Without the images, output each record below as it stands.

*Some records*.
-=-=-

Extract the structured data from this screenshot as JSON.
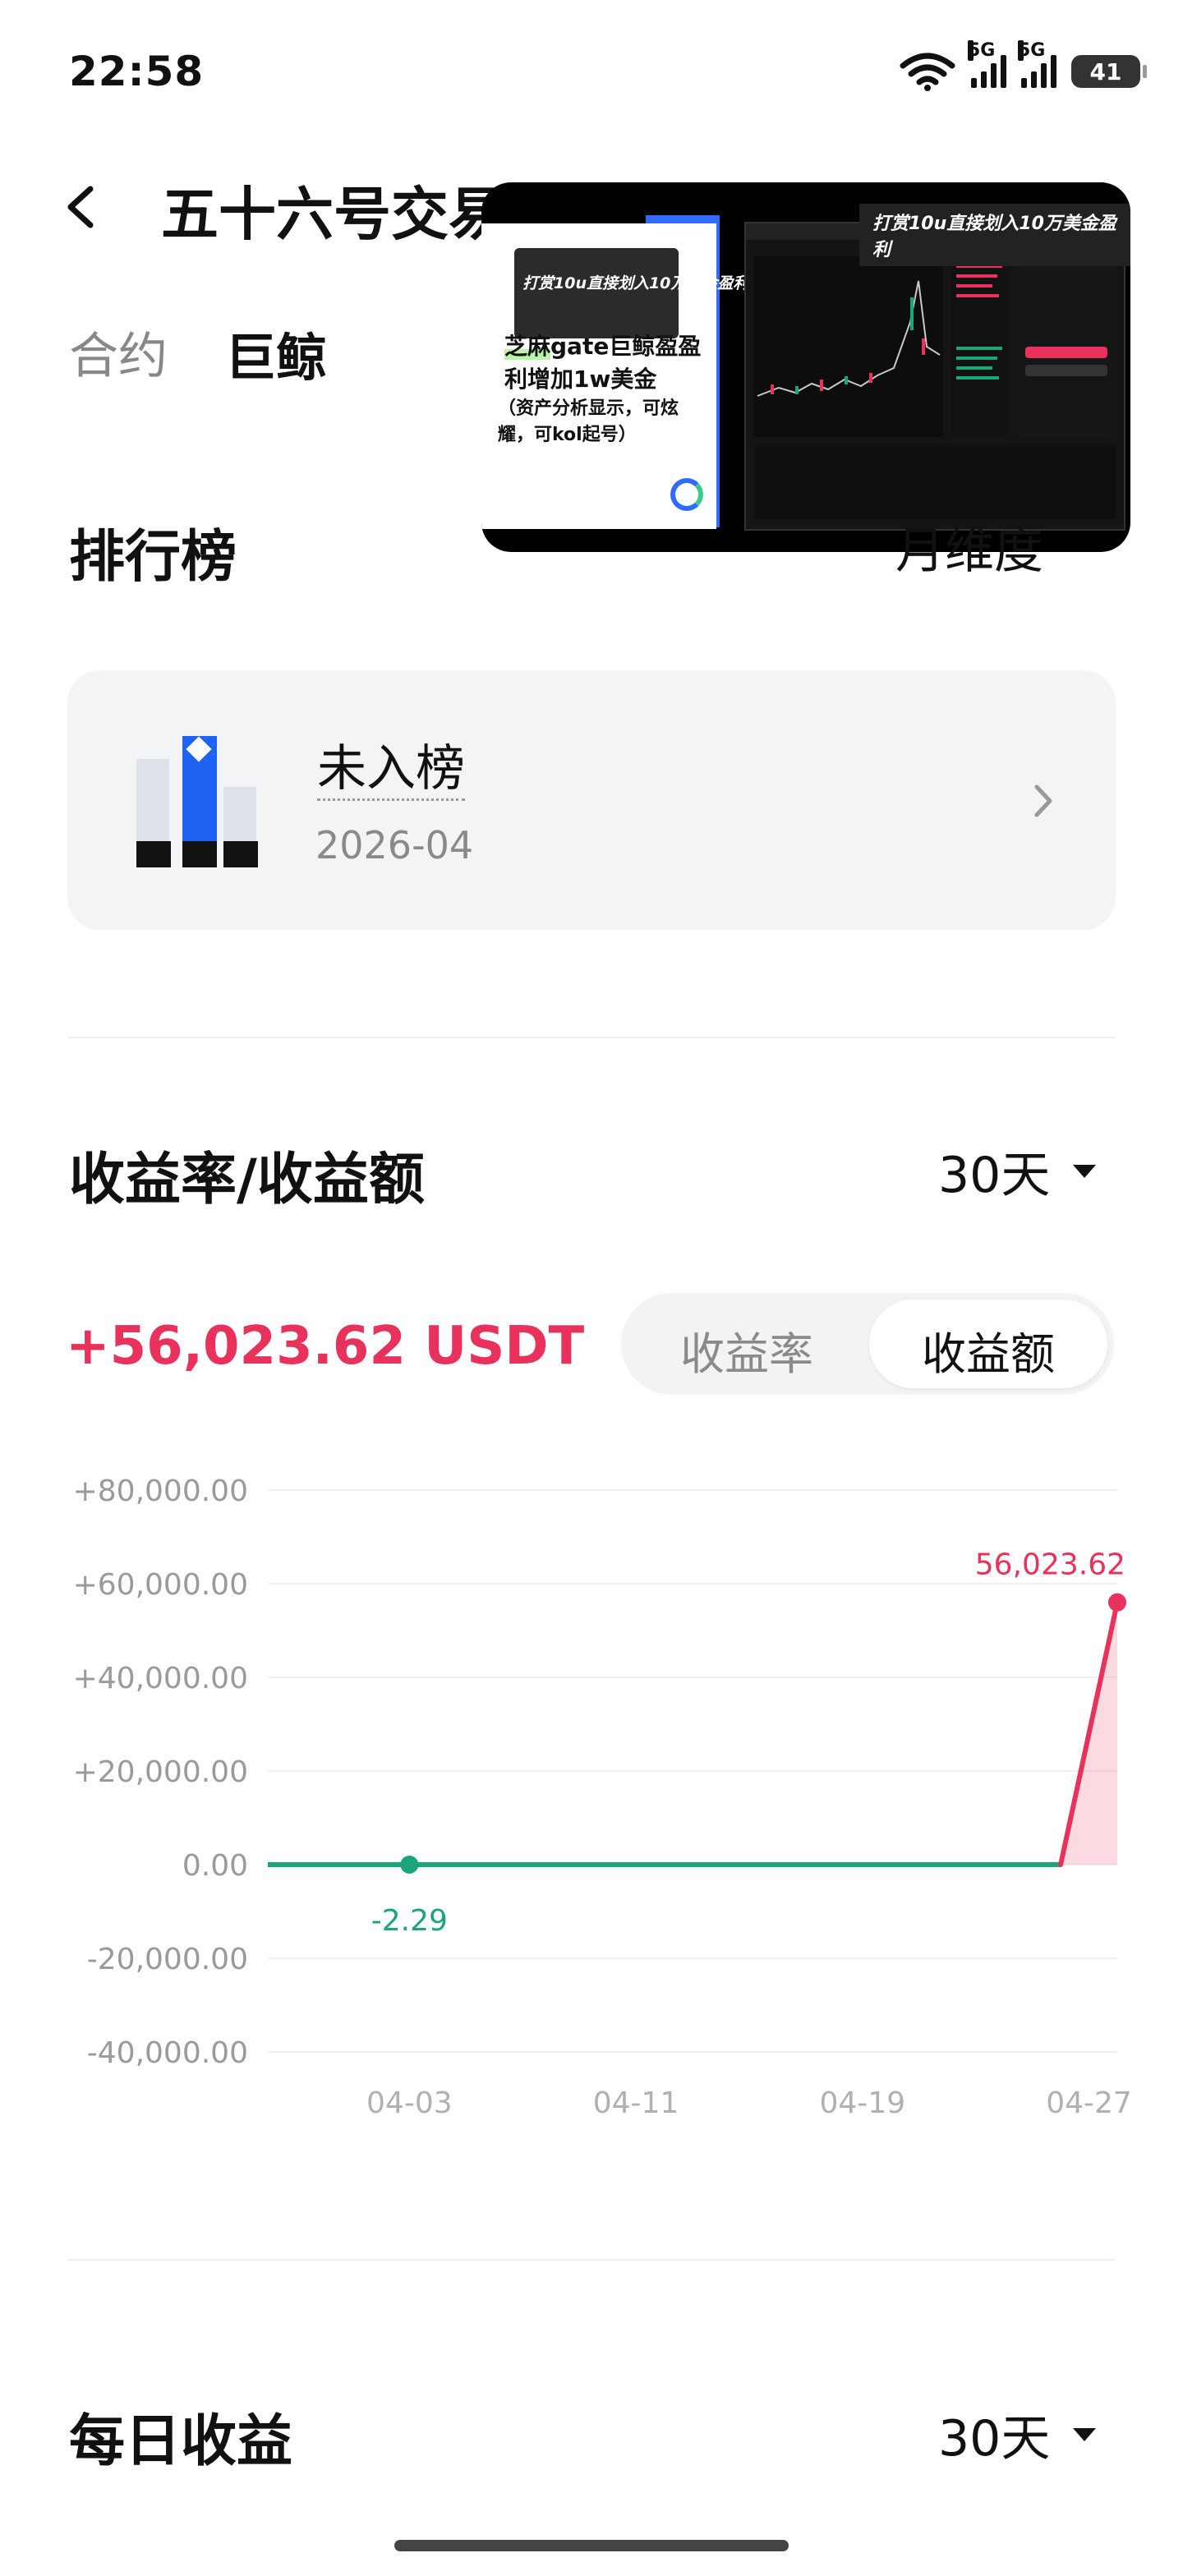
{
  "status_bar": {
    "time": "22:58",
    "signal1": "5G",
    "signal2": "5G",
    "battery": "41"
  },
  "header": {
    "title": "五十六号交易员",
    "tabs": [
      "合约",
      "巨鲸"
    ],
    "active_tab": "巨鲸"
  },
  "video_overlay": {
    "top_caption": "打赏10u直接划入10万美金盈利",
    "inner_caption": "打赏10u直接划入10万美金盈利",
    "headline_highlight": "芝麻",
    "headline_rest": "gate巨鲸盈盈利增加1w美金",
    "sub_caption": "（资产分析显示，可炫耀，可kol起号）"
  },
  "ranking": {
    "title": "排行榜",
    "period": "月维度",
    "status": "未入榜",
    "date": "2026-04"
  },
  "profit": {
    "title": "收益率/收益额",
    "range": "30天",
    "total": "+56,023.62 USDT",
    "toggle_rate": "收益率",
    "toggle_amount": "收益额",
    "active_toggle": "收益额"
  },
  "chart_data": {
    "type": "line",
    "y_ticks": [
      "+80,000.00",
      "+60,000.00",
      "+40,000.00",
      "+20,000.00",
      "0.00",
      "-20,000.00",
      "-40,000.00"
    ],
    "y_values": [
      80000,
      60000,
      40000,
      20000,
      0,
      -20000,
      -40000
    ],
    "ylim": [
      -40000,
      80000
    ],
    "x_ticks": [
      "04-03",
      "04-11",
      "04-19",
      "04-27"
    ],
    "x_tick_days": [
      3,
      11,
      19,
      27
    ],
    "xlim": [
      -2,
      28
    ],
    "series": [
      {
        "x": [
          -2,
          3,
          26,
          28
        ],
        "y": [
          0,
          -2.29,
          0,
          56023.62
        ]
      }
    ],
    "annotations": [
      {
        "x": 3,
        "y": -2.29,
        "label": "-2.29",
        "color": "#1aa67a"
      },
      {
        "x": 28,
        "y": 56023.62,
        "label": "56,023.62",
        "color": "#e8315b"
      }
    ],
    "colors": {
      "positive": "#e8315b",
      "negative": "#1aa67a",
      "grid": "#f0f0f0"
    }
  },
  "daily": {
    "title": "每日收益",
    "range": "30天"
  }
}
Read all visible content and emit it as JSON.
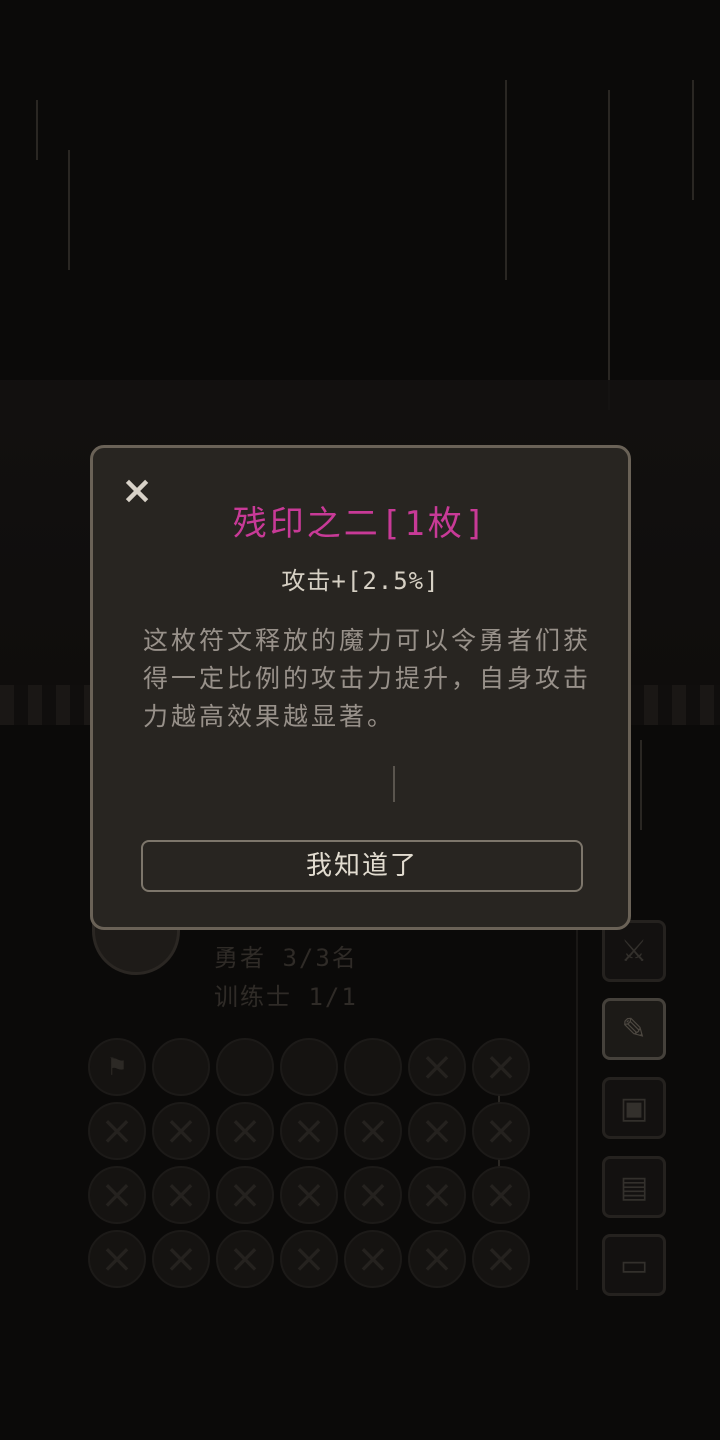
{
  "modal": {
    "title": "残印之二[1枚]",
    "stat": "攻击+[2.5%]",
    "description": "这枚符文释放的魔力可以令勇者们获得一定比例的攻击力提升，自身攻击力越高效果越显著。",
    "confirm_label": "我知道了",
    "close_icon": "×",
    "title_color": "#c83a97"
  },
  "background": {
    "heroes_line": "勇者 3/3名",
    "trainer_line": "训练士 1/1"
  },
  "side_buttons": [
    {
      "icon": "sword-icon",
      "glyph": "⚔"
    },
    {
      "icon": "scroll-icon",
      "glyph": "✎"
    },
    {
      "icon": "map-icon",
      "glyph": "▣"
    },
    {
      "icon": "document-icon",
      "glyph": "▤"
    },
    {
      "icon": "computer-icon",
      "glyph": "▭"
    }
  ]
}
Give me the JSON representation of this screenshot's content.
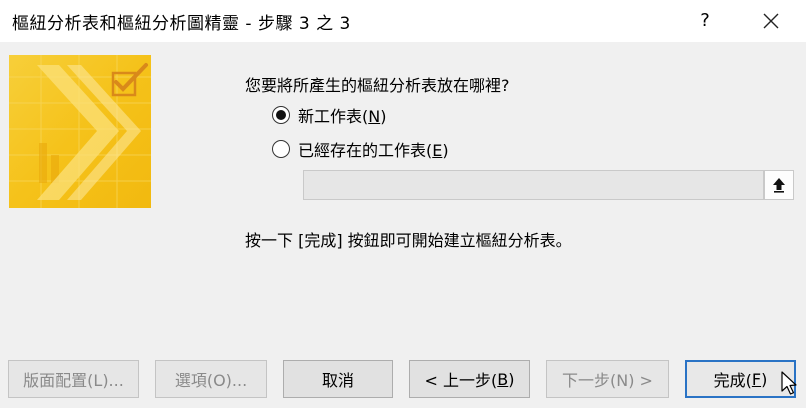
{
  "dialog": {
    "title": "樞紐分析表和樞紐分析圖精靈 - 步驟 3 之 3",
    "help": "?"
  },
  "question": "您要將所產生的樞紐分析表放在哪裡?",
  "options": {
    "new_sheet": {
      "label": "新工作表(",
      "key": "N",
      "suffix": ")",
      "selected": true
    },
    "existing_sheet": {
      "label": "已經存在的工作表(",
      "key": "E",
      "suffix": ")",
      "selected": false
    }
  },
  "range_input": {
    "value": ""
  },
  "info_text": "按一下 [完成] 按鈕即可開始建立樞紐分析表。",
  "buttons": {
    "layout": "版面配置(L)...",
    "options": "選項(O)...",
    "cancel": "取消",
    "back_prefix": "< 上一步(",
    "back_key": "B",
    "back_suffix": ")",
    "next": "下一步(N) >",
    "finish_prefix": "完成(",
    "finish_key": "F",
    "finish_suffix": ")"
  },
  "colors": {
    "accent": "#2a73c5",
    "wizard_graphic": "#f5c21a"
  }
}
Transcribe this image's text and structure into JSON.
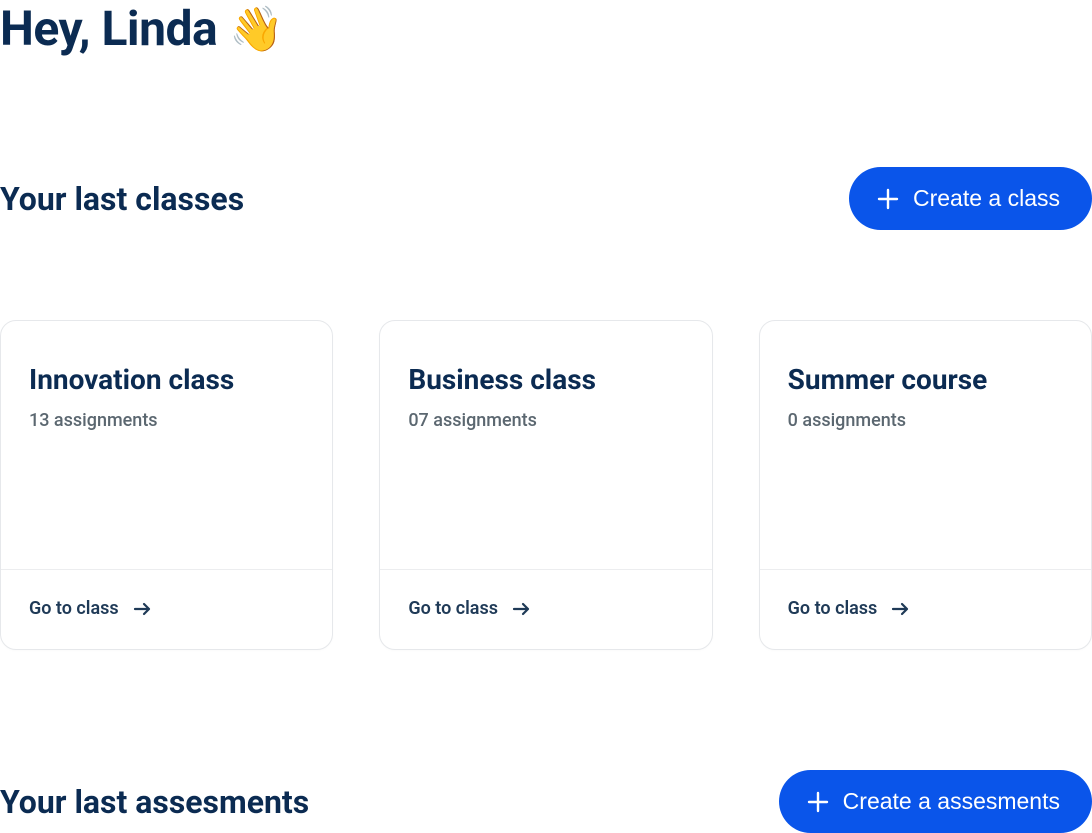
{
  "greeting": {
    "text": "Hey, Linda",
    "emoji": "👋"
  },
  "sections": {
    "classes": {
      "title": "Your last classes",
      "create_label": "Create a class",
      "cards": [
        {
          "title": "Innovation class",
          "subtitle": "13 assignments",
          "cta": "Go to class"
        },
        {
          "title": "Business class",
          "subtitle": "07 assignments",
          "cta": "Go to class"
        },
        {
          "title": "Summer course",
          "subtitle": "0 assignments",
          "cta": "Go to class"
        }
      ]
    },
    "assessments": {
      "title": "Your last assesments",
      "create_label": "Create a assesments"
    }
  },
  "colors": {
    "primary": "#0a55ea",
    "heading": "#0b2b52",
    "muted": "#5b6770"
  }
}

-=-=-

*ANSWER*.
Extract the structured data from this screenshot as JSON.
{
  "status_bar": {
    "time": "22:58",
    "signal1": "5G",
    "signal2": "5G",
    "battery": "41"
  },
  "header": {
    "title": "五十六号交易员",
    "tabs": [
      "合约",
      "巨鲸"
    ],
    "active_tab": "巨鲸"
  },
  "video_overlay": {
    "top_caption": "打赏10u直接划入10万美金盈利",
    "inner_caption": "打赏10u直接划入10万美金盈利",
    "headline_highlight": "芝麻",
    "headline_rest": "gate巨鲸盈盈利增加1w美金",
    "sub_caption": "（资产分析显示，可炫耀，可kol起号）"
  },
  "ranking": {
    "title": "排行榜",
    "period": "月维度",
    "status": "未入榜",
    "date": "2026-04"
  },
  "profit": {
    "title": "收益率/收益额",
    "range": "30天",
    "total": "+56,023.62 USDT",
    "toggle_rate": "收益率",
    "toggle_amount": "收益额",
    "active_toggle": "收益额"
  },
  "chart_data": {
    "type": "line",
    "y_ticks": [
      "+80,000.00",
      "+60,000.00",
      "+40,000.00",
      "+20,000.00",
      "0.00",
      "-20,000.00",
      "-40,000.00"
    ],
    "y_values": [
      80000,
      60000,
      40000,
      20000,
      0,
      -20000,
      -40000
    ],
    "ylim": [
      -40000,
      80000
    ],
    "x_ticks": [
      "04-03",
      "04-11",
      "04-19",
      "04-27"
    ],
    "x_tick_days": [
      3,
      11,
      19,
      27
    ],
    "xlim": [
      -2,
      28
    ],
    "series": [
      {
        "x": [
          -2,
          3,
          26,
          28
        ],
        "y": [
          0,
          -2.29,
          0,
          56023.62
        ]
      }
    ],
    "annotations": [
      {
        "x": 3,
        "y": -2.29,
        "label": "-2.29",
        "color": "#1aa67a"
      },
      {
        "x": 28,
        "y": 56023.62,
        "label": "56,023.62",
        "color": "#e8315b"
      }
    ],
    "colors": {
      "positive": "#e8315b",
      "negative": "#1aa67a",
      "grid": "#f0f0f0"
    }
  },
  "daily": {
    "title": "每日收益",
    "range": "30天"
  }
}
Read all visible content and emit it as JSON.
{
  "modal": {
    "title": "残印之二[1枚]",
    "stat": "攻击+[2.5%]",
    "description": "这枚符文释放的魔力可以令勇者们获得一定比例的攻击力提升，自身攻击力越高效果越显著。",
    "confirm_label": "我知道了",
    "close_icon": "×",
    "title_color": "#c83a97"
  },
  "background": {
    "heroes_line": "勇者 3/3名",
    "trainer_line": "训练士 1/1"
  },
  "side_buttons": [
    {
      "icon": "sword-icon",
      "glyph": "⚔"
    },
    {
      "icon": "scroll-icon",
      "glyph": "✎"
    },
    {
      "icon": "map-icon",
      "glyph": "▣"
    },
    {
      "icon": "document-icon",
      "glyph": "▤"
    },
    {
      "icon": "computer-icon",
      "glyph": "▭"
    }
  ]
}
Give me the JSON representation of this screenshot's content.
{
  "dialog": {
    "title": "樞紐分析表和樞紐分析圖精靈 - 步驟 3 之 3",
    "help": "?"
  },
  "question": "您要將所產生的樞紐分析表放在哪裡?",
  "options": {
    "new_sheet": {
      "label": "新工作表(",
      "key": "N",
      "suffix": ")",
      "selected": true
    },
    "existing_sheet": {
      "label": "已經存在的工作表(",
      "key": "E",
      "suffix": ")",
      "selected": false
    }
  },
  "range_input": {
    "value": ""
  },
  "info_text": "按一下 [完成] 按鈕即可開始建立樞紐分析表。",
  "buttons": {
    "layout": "版面配置(L)...",
    "options": "選項(O)...",
    "cancel": "取消",
    "back_prefix": "< 上一步(",
    "back_key": "B",
    "back_suffix": ")",
    "next": "下一步(N) >",
    "finish_prefix": "完成(",
    "finish_key": "F",
    "finish_suffix": ")"
  },
  "colors": {
    "accent": "#2a73c5",
    "wizard_graphic": "#f5c21a"
  }
}
Transcribe this image's text and structure into JSON.
{
  "greeting": {
    "text": "Hey, Linda",
    "emoji": "👋"
  },
  "sections": {
    "classes": {
      "title": "Your last classes",
      "create_label": "Create a class",
      "cards": [
        {
          "title": "Innovation class",
          "subtitle": "13 assignments",
          "cta": "Go to class"
        },
        {
          "title": "Business class",
          "subtitle": "07 assignments",
          "cta": "Go to class"
        },
        {
          "title": "Summer course",
          "subtitle": "0 assignments",
          "cta": "Go to class"
        }
      ]
    },
    "assessments": {
      "title": "Your last assesments",
      "create_label": "Create a assesments"
    }
  },
  "colors": {
    "primary": "#0a55ea",
    "heading": "#0b2b52",
    "muted": "#5b6770"
  }
}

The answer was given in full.